Records provided:
------
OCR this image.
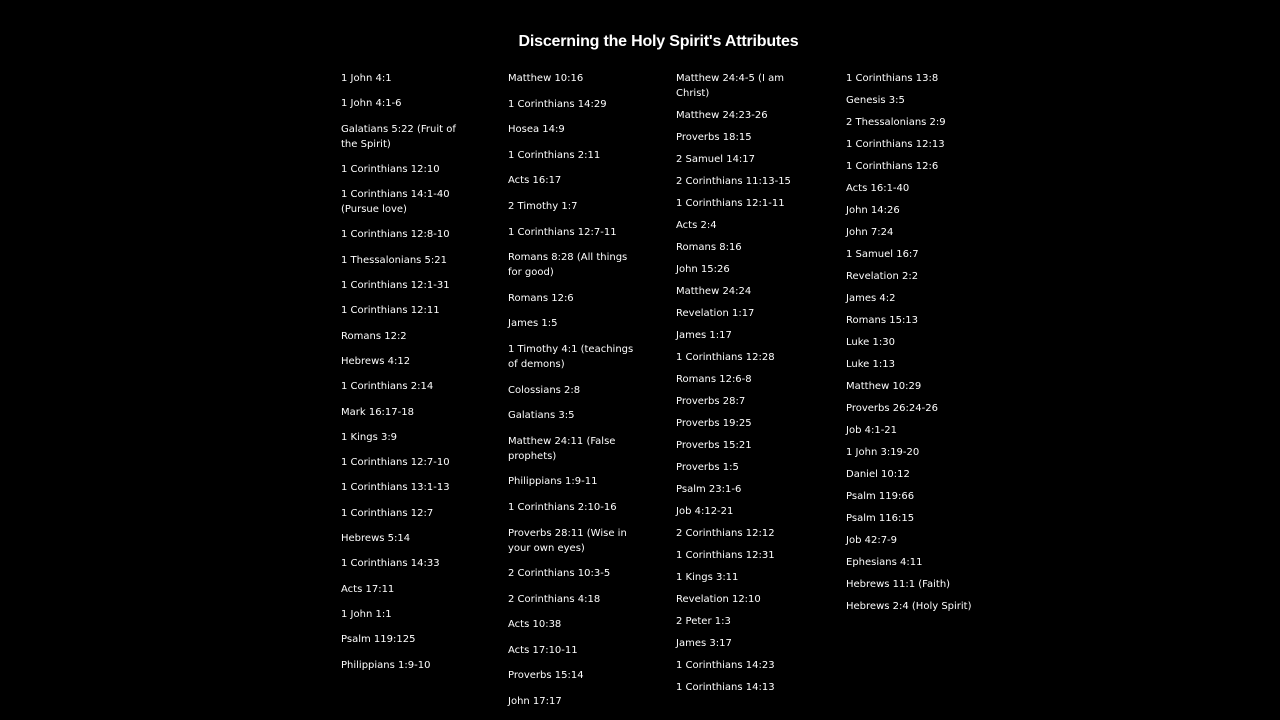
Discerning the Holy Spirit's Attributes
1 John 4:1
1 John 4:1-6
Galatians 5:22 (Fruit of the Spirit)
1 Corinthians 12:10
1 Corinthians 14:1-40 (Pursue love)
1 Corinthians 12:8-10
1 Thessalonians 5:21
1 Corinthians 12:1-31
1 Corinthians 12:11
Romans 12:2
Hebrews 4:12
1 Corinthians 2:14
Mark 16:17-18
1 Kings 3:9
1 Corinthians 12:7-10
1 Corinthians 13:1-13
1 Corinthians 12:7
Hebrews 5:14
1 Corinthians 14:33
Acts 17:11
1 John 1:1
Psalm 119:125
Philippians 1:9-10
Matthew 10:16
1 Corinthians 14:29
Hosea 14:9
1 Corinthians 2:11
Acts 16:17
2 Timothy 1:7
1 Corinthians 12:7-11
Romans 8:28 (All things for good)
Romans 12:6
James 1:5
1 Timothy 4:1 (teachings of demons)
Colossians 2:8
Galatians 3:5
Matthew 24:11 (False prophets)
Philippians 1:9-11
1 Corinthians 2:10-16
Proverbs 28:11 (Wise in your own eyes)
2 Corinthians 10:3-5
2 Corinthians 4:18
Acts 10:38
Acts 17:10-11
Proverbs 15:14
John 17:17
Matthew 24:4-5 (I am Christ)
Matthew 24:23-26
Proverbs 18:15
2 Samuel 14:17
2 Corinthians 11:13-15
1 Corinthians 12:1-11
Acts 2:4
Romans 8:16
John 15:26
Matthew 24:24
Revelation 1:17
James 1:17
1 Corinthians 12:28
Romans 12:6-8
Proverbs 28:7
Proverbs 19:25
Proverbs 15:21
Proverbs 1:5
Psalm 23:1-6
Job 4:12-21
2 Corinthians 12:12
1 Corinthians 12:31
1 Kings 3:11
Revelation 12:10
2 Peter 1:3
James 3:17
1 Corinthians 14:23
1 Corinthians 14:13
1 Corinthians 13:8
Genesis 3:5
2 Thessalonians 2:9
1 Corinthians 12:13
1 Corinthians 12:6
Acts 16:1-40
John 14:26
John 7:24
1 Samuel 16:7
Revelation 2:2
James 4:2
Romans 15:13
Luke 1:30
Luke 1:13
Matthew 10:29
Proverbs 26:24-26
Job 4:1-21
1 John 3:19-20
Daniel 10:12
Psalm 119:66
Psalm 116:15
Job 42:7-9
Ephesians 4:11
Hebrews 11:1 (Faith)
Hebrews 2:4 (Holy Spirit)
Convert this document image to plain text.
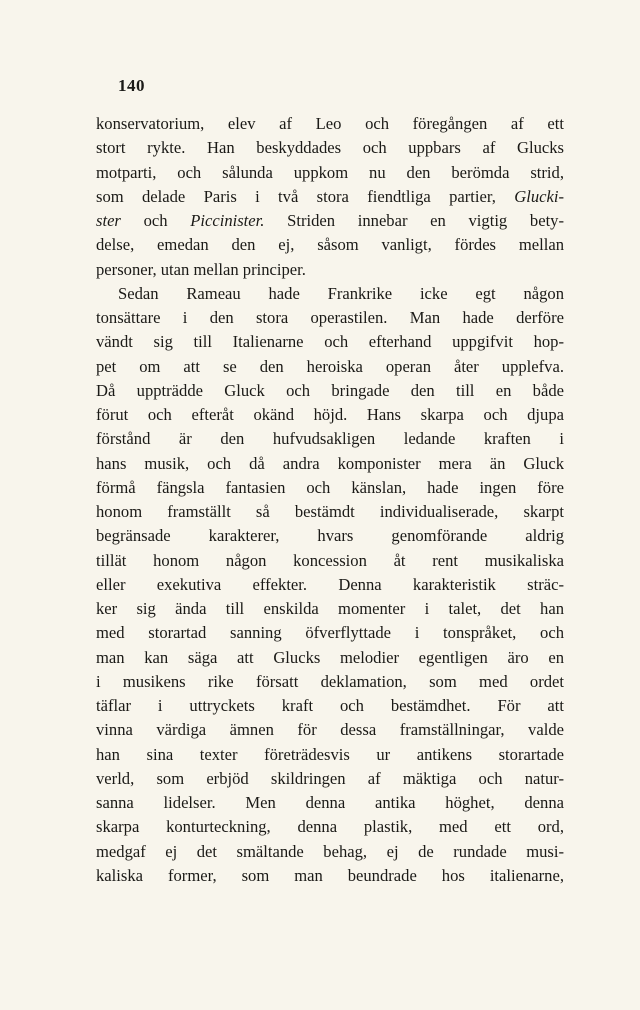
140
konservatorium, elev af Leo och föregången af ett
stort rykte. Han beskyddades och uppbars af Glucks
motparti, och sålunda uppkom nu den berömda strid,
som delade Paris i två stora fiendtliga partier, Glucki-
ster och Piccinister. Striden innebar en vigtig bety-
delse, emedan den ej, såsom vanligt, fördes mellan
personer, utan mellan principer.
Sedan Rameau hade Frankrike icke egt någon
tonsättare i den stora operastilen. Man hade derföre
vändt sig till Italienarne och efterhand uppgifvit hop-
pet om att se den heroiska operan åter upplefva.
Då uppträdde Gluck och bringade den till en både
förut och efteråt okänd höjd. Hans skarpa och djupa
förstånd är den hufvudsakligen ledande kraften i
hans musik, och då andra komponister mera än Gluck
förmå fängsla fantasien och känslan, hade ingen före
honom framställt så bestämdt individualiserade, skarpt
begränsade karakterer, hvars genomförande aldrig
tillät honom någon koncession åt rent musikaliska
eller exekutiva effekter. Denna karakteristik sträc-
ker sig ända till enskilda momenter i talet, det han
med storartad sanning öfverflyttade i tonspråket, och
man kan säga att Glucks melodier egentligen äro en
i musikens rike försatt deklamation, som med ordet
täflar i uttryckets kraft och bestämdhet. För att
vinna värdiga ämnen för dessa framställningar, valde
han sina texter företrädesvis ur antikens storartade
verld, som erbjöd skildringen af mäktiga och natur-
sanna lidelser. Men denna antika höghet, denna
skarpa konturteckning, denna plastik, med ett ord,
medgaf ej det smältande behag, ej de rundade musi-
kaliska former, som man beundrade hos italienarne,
------
What this task involves:
Pictures aren't part of the copy; return each record above exactly.

Completed exercise:
OCR this image.
Discerning the Holy Spirit's Attributes
1 John 4:1
1 John 4:1-6
Galatians 5:22 (Fruit of the Spirit)
1 Corinthians 12:10
1 Corinthians 14:1-40 (Pursue love)
1 Corinthians 12:8-10
1 Thessalonians 5:21
1 Corinthians 12:1-31
1 Corinthians 12:11
Romans 12:2
Hebrews 4:12
1 Corinthians 2:14
Mark 16:17-18
1 Kings 3:9
1 Corinthians 12:7-10
1 Corinthians 13:1-13
1 Corinthians 12:7
Hebrews 5:14
1 Corinthians 14:33
Acts 17:11
1 John 1:1
Psalm 119:125
Philippians 1:9-10
Matthew 10:16
1 Corinthians 14:29
Hosea 14:9
1 Corinthians 2:11
Acts 16:17
2 Timothy 1:7
1 Corinthians 12:7-11
Romans 8:28 (All things for good)
Romans 12:6
James 1:5
1 Timothy 4:1 (teachings of demons)
Colossians 2:8
Galatians 3:5
Matthew 24:11 (False prophets)
Philippians 1:9-11
1 Corinthians 2:10-16
Proverbs 28:11 (Wise in your own eyes)
2 Corinthians 10:3-5
2 Corinthians 4:18
Acts 10:38
Acts 17:10-11
Proverbs 15:14
John 17:17
Matthew 24:4-5 (I am Christ)
Matthew 24:23-26
Proverbs 18:15
2 Samuel 14:17
2 Corinthians 11:13-15
1 Corinthians 12:1-11
Acts 2:4
Romans 8:16
John 15:26
Matthew 24:24
Revelation 1:17
James 1:17
1 Corinthians 12:28
Romans 12:6-8
Proverbs 28:7
Proverbs 19:25
Proverbs 15:21
Proverbs 1:5
Psalm 23:1-6
Job 4:12-21
2 Corinthians 12:12
1 Corinthians 12:31
1 Kings 3:11
Revelation 12:10
2 Peter 1:3
James 3:17
1 Corinthians 14:23
1 Corinthians 14:13
1 Corinthians 13:8
Genesis 3:5
2 Thessalonians 2:9
1 Corinthians 12:13
1 Corinthians 12:6
Acts 16:1-40
John 14:26
John 7:24
1 Samuel 16:7
Revelation 2:2
James 4:2
Romans 15:13
Luke 1:30
Luke 1:13
Matthew 10:29
Proverbs 26:24-26
Job 4:1-21
1 John 3:19-20
Daniel 10:12
Psalm 119:66
Psalm 116:15
Job 42:7-9
Ephesians 4:11
Hebrews 11:1 (Faith)
Hebrews 2:4 (Holy Spirit)
Convert this document image to plain text.
140
konservatorium, elev af Leo och föregången af ett
stort rykte. Han beskyddades och uppbars af Glucks
motparti, och sålunda uppkom nu den berömda strid,
som delade Paris i två stora fiendtliga partier, Glucki-
ster och Piccinister. Striden innebar en vigtig bety-
delse, emedan den ej, såsom vanligt, fördes mellan
personer, utan mellan principer.
Sedan Rameau hade Frankrike icke egt någon
tonsättare i den stora operastilen. Man hade derföre
vändt sig till Italienarne och efterhand uppgifvit hop-
pet om att se den heroiska operan åter upplefva.
Då uppträdde Gluck och bringade den till en både
förut och efteråt okänd höjd. Hans skarpa och djupa
förstånd är den hufvudsakligen ledande kraften i
hans musik, och då andra komponister mera än Gluck
förmå fängsla fantasien och känslan, hade ingen före
honom framställt så bestämdt individualiserade, skarpt
begränsade karakterer, hvars genomförande aldrig
tillät honom någon koncession åt rent musikaliska
eller exekutiva effekter. Denna karakteristik sträc-
ker sig ända till enskilda momenter i talet, det han
med storartad sanning öfverflyttade i tonspråket, och
man kan säga att Glucks melodier egentligen äro en
i musikens rike försatt deklamation, som med ordet
täflar i uttryckets kraft och bestämdhet. För att
vinna värdiga ämnen för dessa framställningar, valde
han sina texter företrädesvis ur antikens storartade
verld, som erbjöd skildringen af mäktiga och natur-
sanna lidelser. Men denna antika höghet, denna
skarpa konturteckning, denna plastik, med ett ord,
medgaf ej det smältande behag, ej de rundade musi-
kaliska former, som man beundrade hos italienarne,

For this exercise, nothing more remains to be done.